§ Selection

=======

- Born: August 16, 1902 Cummington, Massachusetts
- Died: September 27, 1993 (aged 91) Wilmington, Delaware
- Education: Massachusetts Institute of Technology (SB, 1922)
- Scientific career
- Fields: Chemical Engineering
- Workplaces: DuPont

= Crawford Greenewalt =

American chemical engineer

Crawford Hallock Greenewalt (August 16, 1902 – September 28, 1993) was an American chemical engineer who was president of the DuPont Company from 1948 to 1962, and chairman from 1962 to 1967.

==Early life==

Crawford Hallock Greenewalt was born in Cummington, Massachusetts, the son of Frank Lindsay Greenewalt and Mary Hallock-Greenewalt, an inventor and pianist born in Beirut. In 1922, he earned a Bachelor of Science degree in chemical engineering from Massachusetts Institute of Technology, where he joined Theta Chi fraternity. He later became a Life Member of the MIT Corporation in 1951, and emeritus in 1977.

== Career ==
While at DuPont, Greenewalt was a key figure in their development of nylon and their nuclear power program. He was awarded the Lavoisier Medal for Technical Achievement by the DuPont Company in 1991.

His widely varied interests included ornithology and high-speed photography via his friend Harold E. "Doc" Edgerton. Greenewalt published a book of 70 high-speed photographs of hummingbirds in 1960 (Greenewalt, C.H. 1960. Hummingbirds Doubleday & Co., Garden City, New York.). And later, Dimensional relationships for flying animals Washington. Smithsonian Institution, 1962. In 1968, he published Bird Song. Acoustics and Physiology Smithsonian Institution Press, Washington, D.C. He was president of the American Philosophical Society.

=======

§ Provided material

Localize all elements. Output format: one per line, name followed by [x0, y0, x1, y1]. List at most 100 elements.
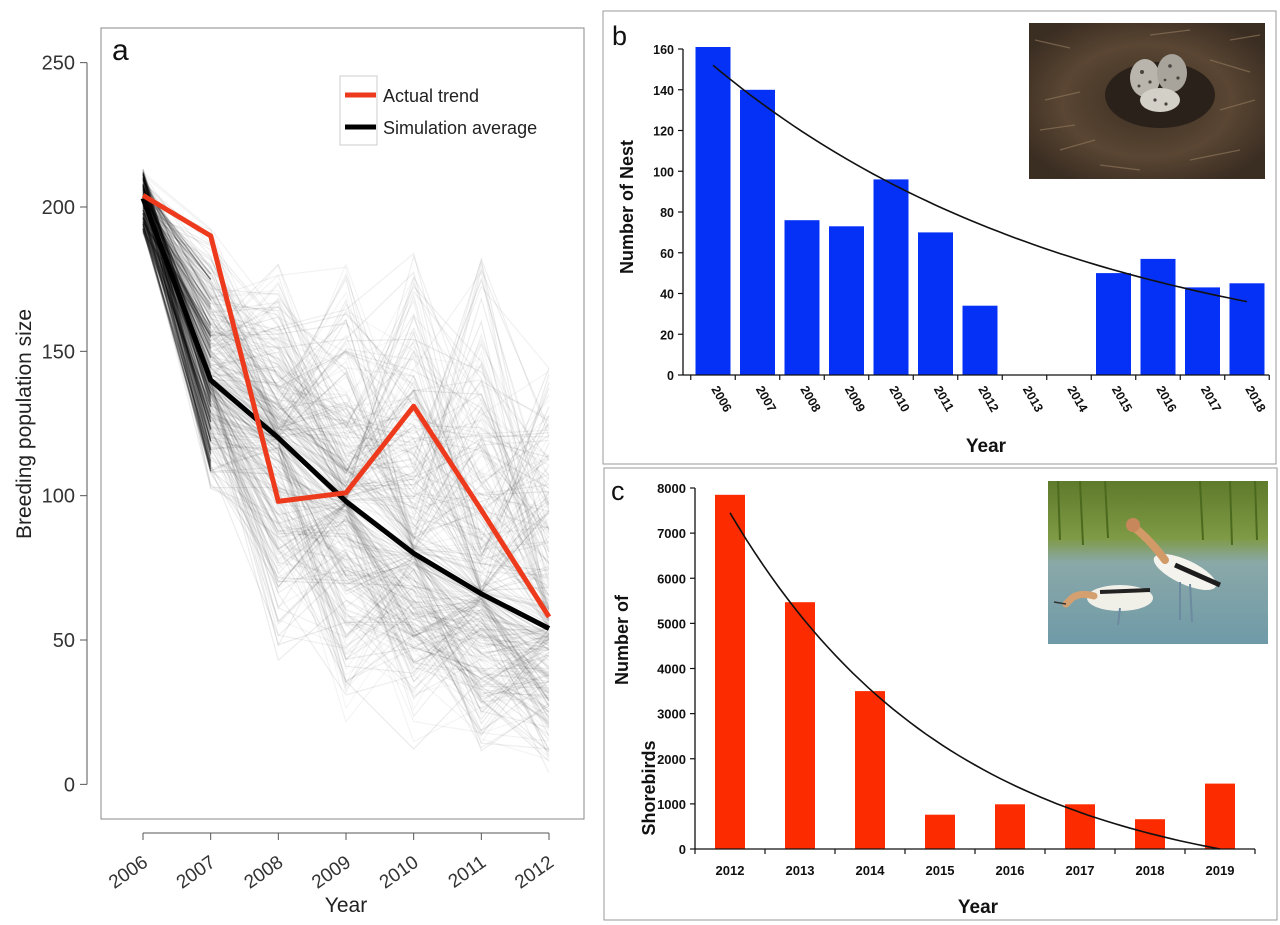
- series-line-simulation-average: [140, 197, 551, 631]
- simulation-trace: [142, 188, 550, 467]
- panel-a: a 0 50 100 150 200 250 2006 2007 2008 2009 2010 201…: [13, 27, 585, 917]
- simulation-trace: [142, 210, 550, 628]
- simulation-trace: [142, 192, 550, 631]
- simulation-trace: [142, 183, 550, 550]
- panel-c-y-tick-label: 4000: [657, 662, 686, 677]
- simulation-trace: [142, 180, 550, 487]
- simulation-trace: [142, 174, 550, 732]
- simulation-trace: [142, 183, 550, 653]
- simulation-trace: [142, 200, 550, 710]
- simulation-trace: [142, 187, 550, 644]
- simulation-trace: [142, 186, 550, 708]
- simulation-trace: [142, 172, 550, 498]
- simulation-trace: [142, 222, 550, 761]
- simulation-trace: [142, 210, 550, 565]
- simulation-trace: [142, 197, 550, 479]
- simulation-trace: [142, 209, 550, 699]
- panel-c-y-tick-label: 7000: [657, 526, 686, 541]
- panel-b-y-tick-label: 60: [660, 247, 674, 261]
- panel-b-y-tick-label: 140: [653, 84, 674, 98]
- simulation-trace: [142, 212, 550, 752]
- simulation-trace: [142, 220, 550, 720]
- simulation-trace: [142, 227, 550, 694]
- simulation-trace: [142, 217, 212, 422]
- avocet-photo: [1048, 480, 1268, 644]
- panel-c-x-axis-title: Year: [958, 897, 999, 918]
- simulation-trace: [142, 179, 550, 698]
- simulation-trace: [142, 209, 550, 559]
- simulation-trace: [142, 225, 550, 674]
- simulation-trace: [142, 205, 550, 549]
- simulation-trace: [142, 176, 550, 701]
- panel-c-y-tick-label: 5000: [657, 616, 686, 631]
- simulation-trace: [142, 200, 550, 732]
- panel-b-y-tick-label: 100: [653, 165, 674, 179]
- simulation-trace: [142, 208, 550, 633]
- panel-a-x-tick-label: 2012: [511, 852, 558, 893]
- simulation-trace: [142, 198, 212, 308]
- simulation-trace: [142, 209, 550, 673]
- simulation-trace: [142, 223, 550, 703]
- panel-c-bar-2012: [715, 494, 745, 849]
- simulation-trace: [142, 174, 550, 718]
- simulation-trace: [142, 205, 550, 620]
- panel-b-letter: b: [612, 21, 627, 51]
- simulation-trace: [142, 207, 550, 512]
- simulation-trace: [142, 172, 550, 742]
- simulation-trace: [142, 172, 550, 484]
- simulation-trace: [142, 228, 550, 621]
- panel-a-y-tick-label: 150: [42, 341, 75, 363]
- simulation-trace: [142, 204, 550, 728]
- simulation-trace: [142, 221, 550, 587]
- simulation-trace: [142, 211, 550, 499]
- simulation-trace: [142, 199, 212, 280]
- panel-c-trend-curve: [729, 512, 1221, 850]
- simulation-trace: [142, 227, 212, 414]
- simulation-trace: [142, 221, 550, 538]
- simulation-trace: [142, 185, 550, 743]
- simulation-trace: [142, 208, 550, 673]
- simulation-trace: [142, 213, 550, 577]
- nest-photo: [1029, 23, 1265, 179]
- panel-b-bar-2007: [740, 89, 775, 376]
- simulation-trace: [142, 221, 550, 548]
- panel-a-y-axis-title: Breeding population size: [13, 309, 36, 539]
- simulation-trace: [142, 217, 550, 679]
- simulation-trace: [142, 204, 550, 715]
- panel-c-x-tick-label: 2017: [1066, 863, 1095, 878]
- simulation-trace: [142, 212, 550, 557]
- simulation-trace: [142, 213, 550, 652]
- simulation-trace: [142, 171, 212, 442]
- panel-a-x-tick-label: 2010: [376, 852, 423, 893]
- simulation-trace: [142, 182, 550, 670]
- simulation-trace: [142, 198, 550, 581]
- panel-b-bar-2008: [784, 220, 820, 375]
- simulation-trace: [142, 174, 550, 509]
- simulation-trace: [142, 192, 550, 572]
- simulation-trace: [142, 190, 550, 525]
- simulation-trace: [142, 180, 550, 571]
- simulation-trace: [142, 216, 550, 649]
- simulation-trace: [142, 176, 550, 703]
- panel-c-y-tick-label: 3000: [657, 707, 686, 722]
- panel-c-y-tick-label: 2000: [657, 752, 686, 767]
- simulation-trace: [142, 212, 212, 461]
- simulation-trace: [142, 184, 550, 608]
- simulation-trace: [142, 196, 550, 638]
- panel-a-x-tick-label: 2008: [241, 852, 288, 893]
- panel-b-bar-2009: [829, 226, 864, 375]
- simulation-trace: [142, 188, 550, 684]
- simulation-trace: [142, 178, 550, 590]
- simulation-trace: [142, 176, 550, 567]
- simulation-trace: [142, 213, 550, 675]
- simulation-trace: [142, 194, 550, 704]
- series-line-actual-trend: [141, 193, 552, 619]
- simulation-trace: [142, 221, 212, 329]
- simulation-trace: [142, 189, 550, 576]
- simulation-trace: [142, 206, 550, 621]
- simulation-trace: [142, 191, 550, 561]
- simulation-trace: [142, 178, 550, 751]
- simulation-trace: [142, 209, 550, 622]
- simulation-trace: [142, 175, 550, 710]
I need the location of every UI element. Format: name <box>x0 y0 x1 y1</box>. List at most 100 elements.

=======

§ What you need to do
A - According to the Crawford Greenewalt biography, through whom did his interest in high-speed photography come?
B - Say whether each statement agrees with the Crawford Greenewalt biography, answering yes or no and quoting the deciding words: (i) He earned his degree from MIT in 1922. (ii) His hummingbird book contained 100 photographs. (iii) He was chairman of DuPont from 1948 to 1962.
C - Continue the Crawford Greenewalt biography from where it stops.

§ Task responses
A - Through his friend Harold E. "Doc" Edgerton.

B -
(i) Yes: "In 1922, he earned a Bachelor of Science degree in chemical engineering from Massachusetts Institute of Technology"
(ii) No: "a book of 70 high-speed photographs of hummingbirds"
(iii) No: "president of the DuPont Company from 1948 to 1962, and chairman from 1962 to 1967"

C -
Greenewalt is the subject of the film The Uncommon Man: Crawford H. Greenewalt, produced by the Atomic Heritage Foundation.

== Personal life ==
Greenewalt and his wife Margaretta (née Du Pont) had two sons, Crawford "Greenie" Greenewalt Jr. (1937-2012) and David Greenewalt, and daughter, Nancy L. Frederick. The younger Crawford was a professor of classical archaeology at the University of California, Berkeley who was among the leaders of the Archaeological Exploration of Sardis. David died in 2003.

Greenewalt died in Wilmington, Delaware in 1993, one day after having a stroke.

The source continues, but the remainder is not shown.